◆ Task requirements
Transcribe the material below exactly as it appears.
★ ★ ★ ★ ★ ★ ★
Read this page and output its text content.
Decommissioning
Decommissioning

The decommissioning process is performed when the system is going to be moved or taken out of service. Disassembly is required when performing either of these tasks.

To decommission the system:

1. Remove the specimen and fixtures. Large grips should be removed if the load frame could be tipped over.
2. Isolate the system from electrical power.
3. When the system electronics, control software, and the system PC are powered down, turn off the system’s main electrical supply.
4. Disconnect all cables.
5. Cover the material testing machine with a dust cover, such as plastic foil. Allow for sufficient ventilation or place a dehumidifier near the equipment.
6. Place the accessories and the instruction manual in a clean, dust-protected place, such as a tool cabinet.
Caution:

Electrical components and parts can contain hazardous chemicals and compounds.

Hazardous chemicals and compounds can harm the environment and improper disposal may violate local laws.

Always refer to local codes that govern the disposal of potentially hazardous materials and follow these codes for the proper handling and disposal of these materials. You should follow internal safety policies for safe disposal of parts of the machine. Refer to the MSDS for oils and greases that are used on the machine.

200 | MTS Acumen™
★ ★ ★ ★ ★ ★ ★
◆ Response
Read this page and output its text content.
Decommissioning
Decommissioning

The decommissioning process is performed when the system is going to be moved or taken out of service. Disassembly is required when performing either of these tasks.

To decommission the system:

1. Remove the specimen and fixtures. Large grips should be removed if the load frame could be tipped over.
2. Isolate the system from electrical power.
3. When the system electronics, control software, and the system PC are powered down, turn off the system’s main electrical supply.
4. Disconnect all cables.
5. Cover the material testing machine with a dust cover, such as plastic foil. Allow for sufficient ventilation or place a dehumidifier near the equipment.
6. Place the accessories and the instruction manual in a clean, dust-protected place, such as a tool cabinet.
Caution:

Electrical components and parts can contain hazardous chemicals and compounds.

Hazardous chemicals and compounds can harm the environment and improper disposal may violate local laws.

Always refer to local codes that govern the disposal of potentially hazardous materials and follow these codes for the proper handling and disposal of these materials. You should follow internal safety policies for safe disposal of parts of the machine. Refer to the MSDS for oils and greases that are used on the machine.

200 | MTS Acumen™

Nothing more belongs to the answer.